PROVIDED ENTRIES.
=======

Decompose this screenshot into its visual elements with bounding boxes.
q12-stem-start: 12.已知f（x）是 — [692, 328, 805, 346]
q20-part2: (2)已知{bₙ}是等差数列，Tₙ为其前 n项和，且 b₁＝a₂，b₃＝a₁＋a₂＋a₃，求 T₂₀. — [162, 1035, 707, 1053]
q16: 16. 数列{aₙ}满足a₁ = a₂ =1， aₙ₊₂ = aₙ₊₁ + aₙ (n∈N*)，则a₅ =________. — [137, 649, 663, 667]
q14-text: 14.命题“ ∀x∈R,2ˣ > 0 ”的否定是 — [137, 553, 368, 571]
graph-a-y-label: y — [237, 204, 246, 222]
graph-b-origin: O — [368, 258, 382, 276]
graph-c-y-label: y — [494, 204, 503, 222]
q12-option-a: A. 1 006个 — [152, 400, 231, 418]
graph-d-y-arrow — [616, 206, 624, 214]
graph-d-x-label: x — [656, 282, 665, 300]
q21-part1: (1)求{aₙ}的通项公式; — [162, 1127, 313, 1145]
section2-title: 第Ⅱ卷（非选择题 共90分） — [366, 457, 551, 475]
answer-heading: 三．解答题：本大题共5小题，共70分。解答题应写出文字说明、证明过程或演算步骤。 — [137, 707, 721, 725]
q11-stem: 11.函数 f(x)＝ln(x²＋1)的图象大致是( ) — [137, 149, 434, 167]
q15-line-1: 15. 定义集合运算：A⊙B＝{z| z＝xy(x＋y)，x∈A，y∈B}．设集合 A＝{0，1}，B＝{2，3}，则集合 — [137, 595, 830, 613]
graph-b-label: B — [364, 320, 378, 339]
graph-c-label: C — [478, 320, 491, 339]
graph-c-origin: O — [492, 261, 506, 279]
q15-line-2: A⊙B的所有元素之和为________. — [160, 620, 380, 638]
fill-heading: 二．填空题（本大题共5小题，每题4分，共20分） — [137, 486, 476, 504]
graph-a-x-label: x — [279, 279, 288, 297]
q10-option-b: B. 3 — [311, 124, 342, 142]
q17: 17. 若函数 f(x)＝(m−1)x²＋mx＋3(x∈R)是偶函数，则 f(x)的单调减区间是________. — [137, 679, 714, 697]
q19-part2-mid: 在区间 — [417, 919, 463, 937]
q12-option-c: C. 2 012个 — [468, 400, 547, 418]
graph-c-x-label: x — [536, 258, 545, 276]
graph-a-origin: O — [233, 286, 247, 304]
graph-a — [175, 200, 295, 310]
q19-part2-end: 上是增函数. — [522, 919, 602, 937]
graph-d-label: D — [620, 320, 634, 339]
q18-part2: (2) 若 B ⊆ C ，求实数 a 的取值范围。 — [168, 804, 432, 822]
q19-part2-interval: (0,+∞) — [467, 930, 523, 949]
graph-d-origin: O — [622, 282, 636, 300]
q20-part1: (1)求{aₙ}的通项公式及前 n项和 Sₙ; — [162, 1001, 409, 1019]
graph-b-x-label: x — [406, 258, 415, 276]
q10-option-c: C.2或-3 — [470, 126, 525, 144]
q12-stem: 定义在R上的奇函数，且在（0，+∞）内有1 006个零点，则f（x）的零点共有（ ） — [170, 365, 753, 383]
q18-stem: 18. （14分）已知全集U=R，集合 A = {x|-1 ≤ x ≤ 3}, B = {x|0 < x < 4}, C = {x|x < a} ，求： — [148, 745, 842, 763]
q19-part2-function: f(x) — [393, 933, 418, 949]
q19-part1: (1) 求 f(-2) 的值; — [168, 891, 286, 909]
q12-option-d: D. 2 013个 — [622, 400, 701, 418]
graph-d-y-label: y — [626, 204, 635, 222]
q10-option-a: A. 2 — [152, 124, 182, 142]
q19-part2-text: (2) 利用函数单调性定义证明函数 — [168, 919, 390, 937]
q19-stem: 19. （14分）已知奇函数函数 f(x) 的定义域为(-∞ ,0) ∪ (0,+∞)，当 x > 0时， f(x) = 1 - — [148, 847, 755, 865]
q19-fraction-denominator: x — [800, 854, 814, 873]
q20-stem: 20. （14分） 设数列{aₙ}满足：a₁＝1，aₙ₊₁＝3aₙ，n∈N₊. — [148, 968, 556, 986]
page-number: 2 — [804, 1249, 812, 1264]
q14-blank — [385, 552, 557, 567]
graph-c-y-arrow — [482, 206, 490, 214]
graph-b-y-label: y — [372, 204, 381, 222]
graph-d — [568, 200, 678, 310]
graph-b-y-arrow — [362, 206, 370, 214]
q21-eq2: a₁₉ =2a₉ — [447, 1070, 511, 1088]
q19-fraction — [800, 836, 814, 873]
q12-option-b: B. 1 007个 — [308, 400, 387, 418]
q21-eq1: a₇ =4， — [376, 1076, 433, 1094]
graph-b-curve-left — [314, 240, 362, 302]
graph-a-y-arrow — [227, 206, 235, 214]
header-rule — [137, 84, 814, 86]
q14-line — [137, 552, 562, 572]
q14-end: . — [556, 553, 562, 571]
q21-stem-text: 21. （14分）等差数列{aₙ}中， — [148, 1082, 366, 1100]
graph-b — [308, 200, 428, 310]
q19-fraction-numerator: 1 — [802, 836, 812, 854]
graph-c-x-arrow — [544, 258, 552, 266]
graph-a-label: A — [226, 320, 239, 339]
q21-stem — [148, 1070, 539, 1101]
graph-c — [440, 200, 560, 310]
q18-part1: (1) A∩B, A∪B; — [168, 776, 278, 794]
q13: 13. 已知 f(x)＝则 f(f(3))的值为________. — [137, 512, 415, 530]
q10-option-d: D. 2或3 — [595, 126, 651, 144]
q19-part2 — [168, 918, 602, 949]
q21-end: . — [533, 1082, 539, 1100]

=======

GIVEN EXERCISE. Render the records above as a JSON list of strings, with one string for each line and any blank lines left out.

RESULT OF THE TASK.
[
  "Decompose this screenshot into its visual elements with bounding boxes.",
  "q12-stem-start: 12.已知f（x）是 — [692, 328, 805, 346]",
  "q20-part2: (2)已知{bₙ}是等差数列，Tₙ为其前 n项和，且 b₁＝a₂，b₃＝a₁＋a₂＋a₃，求 T₂₀. — [162, 1035, 707, 1053]",
  "q16: 16. 数列{aₙ}满足a₁ = a₂ =1， aₙ₊₂ = aₙ₊₁ + aₙ (n∈N*)，则a₅ =________. — [137, 649, 663, 667]",
  "q14-text: 14.命题“ ∀x∈R,2ˣ > 0 ”的否定是 — [137, 553, 368, 571]",
  "graph-a-y-label: y — [237, 204, 246, 222]",
  "graph-b-origin: O — [368, 258, 382, 276]",
  "graph-c-y-label: y — [494, 204, 503, 222]",
  "q12-option-a: A. 1 006个 — [152, 400, 231, 418]",
  "graph-d-y-arrow — [616, 206, 624, 214]",
  "graph-d-x-label: x — [656, 282, 665, 300]",
  "q21-part1: (1)求{aₙ}的通项公式; — [162, 1127, 313, 1145]",
  "section2-title: 第Ⅱ卷（非选择题 共90分） — [366, 457, 551, 475]",
  "answer-heading: 三．解答题：本大题共5小题，共70分。解答题应写出文字说明、证明过程或演算步骤。 — [137, 707, 721, 725]",
  "q11-stem: 11.函数 f(x)＝ln(x²＋1)的图象大致是( ) — [137, 149, 434, 167]",
  "q15-line-1: 15. 定义集合运算：A⊙B＝{z| z＝xy(x＋y)，x∈A，y∈B}．设集合 A＝{0，1}，B＝{2，3}，则集合 — [137, 595, 830, 613]",
  "graph-b-label: B — [364, 320, 378, 339]",
  "graph-c-label: C — [478, 320, 491, 339]",
  "graph-c-origin: O — [492, 261, 506, 279]",
  "q15-line-2: A⊙B的所有元素之和为________. — [160, 620, 380, 638]",
  "fill-heading: 二．填空题（本大题共5小题，每题4分，共20分） — [137, 486, 476, 504]",
  "graph-a-x-label: x — [279, 279, 288, 297]",
  "q10-option-b: B. 3 — [311, 124, 342, 142]",
  "q17: 17. 若函数 f(x)＝(m−1)x²＋mx＋3(x∈R)是偶函数，则 f(x)的单调减区间是________. — [137, 679, 714, 697]",
  "q19-part2-mid: 在区间 — [417, 919, 463, 937]",
  "q12-option-c: C. 2 012个 — [468, 400, 547, 418]",
  "graph-c-x-label: x — [536, 258, 545, 276]",
  "graph-a-origin: O — [233, 286, 247, 304]",
  "graph-a — [175, 200, 295, 310]",
  "q19-part2-end: 上是增函数. — [522, 919, 602, 937]",
  "graph-d-label: D — [620, 320, 634, 339]",
  "q18-part2: (2) 若 B ⊆ C ，求实数 a 的取值范围。 — [168, 804, 432, 822]",
  "q19-part2-interval: (0,+∞) — [467, 930, 523, 949]",
  "graph-d-origin: O — [622, 282, 636, 300]",
  "q20-part1: (1)求{aₙ}的通项公式及前 n项和 Sₙ; — [162, 1001, 409, 1019]",
  "graph-b-x-label: x — [406, 258, 415, 276]",
  "q10-option-c: C.2或-3 — [470, 126, 525, 144]",
  "q12-stem: 定义在R上的奇函数，且在（0，+∞）内有1 006个零点，则f（x）的零点共有（ ） — [170, 365, 753, 383]",
  "q18-stem: 18. （14分）已知全集U=R，集合 A = {x|-1 ≤ x ≤ 3}, B = {x|0 < x < 4}, C = {x|x < a} ，求： — [148, 745, 842, 763]",
  "q19-part2-function: f(x) — [393, 933, 418, 949]",
  "q19-part1: (1) 求 f(-2) 的值; — [168, 891, 286, 909]",
  "q12-option-d: D. 2 013个 — [622, 400, 701, 418]",
  "graph-d-y-label: y — [626, 204, 635, 222]",
  "q10-option-a: A. 2 — [152, 124, 182, 142]",
  "q19-part2-text: (2) 利用函数单调性定义证明函数 — [168, 919, 390, 937]",
  "q19-stem: 19. （14分）已知奇函数函数 f(x) 的定义域为(-∞ ,0) ∪ (0,+∞)，当 x > 0时， f(x) = 1 - — [148, 847, 755, 865]",
  "q19-fraction-denominator: x — [800, 854, 814, 873]",
  "q20-stem: 20. （14分） 设数列{aₙ}满足：a₁＝1，aₙ₊₁＝3aₙ，n∈N₊. — [148, 968, 556, 986]",
  "page-number: 2 — [804, 1249, 812, 1264]",
  "q14-blank — [385, 552, 557, 567]",
  "graph-c-y-arrow — [482, 206, 490, 214]",
  "graph-b-y-label: y — [372, 204, 381, 222]",
  "graph-d — [568, 200, 678, 310]",
  "graph-b-y-arrow — [362, 206, 370, 214]",
  "q21-eq2: a₁₉ =2a₉ — [447, 1070, 511, 1088]",
  "q19-fraction — [800, 836, 814, 873]",
  "q12-option-b: B. 1 007个 — [308, 400, 387, 418]",
  "q21-eq1: a₇ =4， — [376, 1076, 433, 1094]",
  "graph-b-curve-left — [314, 240, 362, 302]",
  "graph-a-y-arrow — [227, 206, 235, 214]",
  "header-rule — [137, 84, 814, 86]",
  "q14-line — [137, 552, 562, 572]",
  "q14-end: . — [556, 553, 562, 571]",
  "q21-stem-text: 21. （14分）等差数列{aₙ}中， — [148, 1082, 366, 1100]",
  "graph-b — [308, 200, 428, 310]",
  "q19-fraction-numerator: 1 — [802, 836, 812, 854]",
  "graph-c-x-arrow — [544, 258, 552, 266]",
  "graph-a-label: A — [226, 320, 239, 339]",
  "q21-stem — [148, 1070, 539, 1101]",
  "graph-c — [440, 200, 560, 310]",
  "q18-part1: (1) A∩B, A∪B; — [168, 776, 278, 794]",
  "q13: 13. 已知 f(x)＝则 f(f(3))的值为________. — [137, 512, 415, 530]",
  "q10-option-d: D. 2或3 — [595, 126, 651, 144]",
  "q19-part2 — [168, 918, 602, 949]",
  "q21-end: . — [533, 1082, 539, 1100]"
]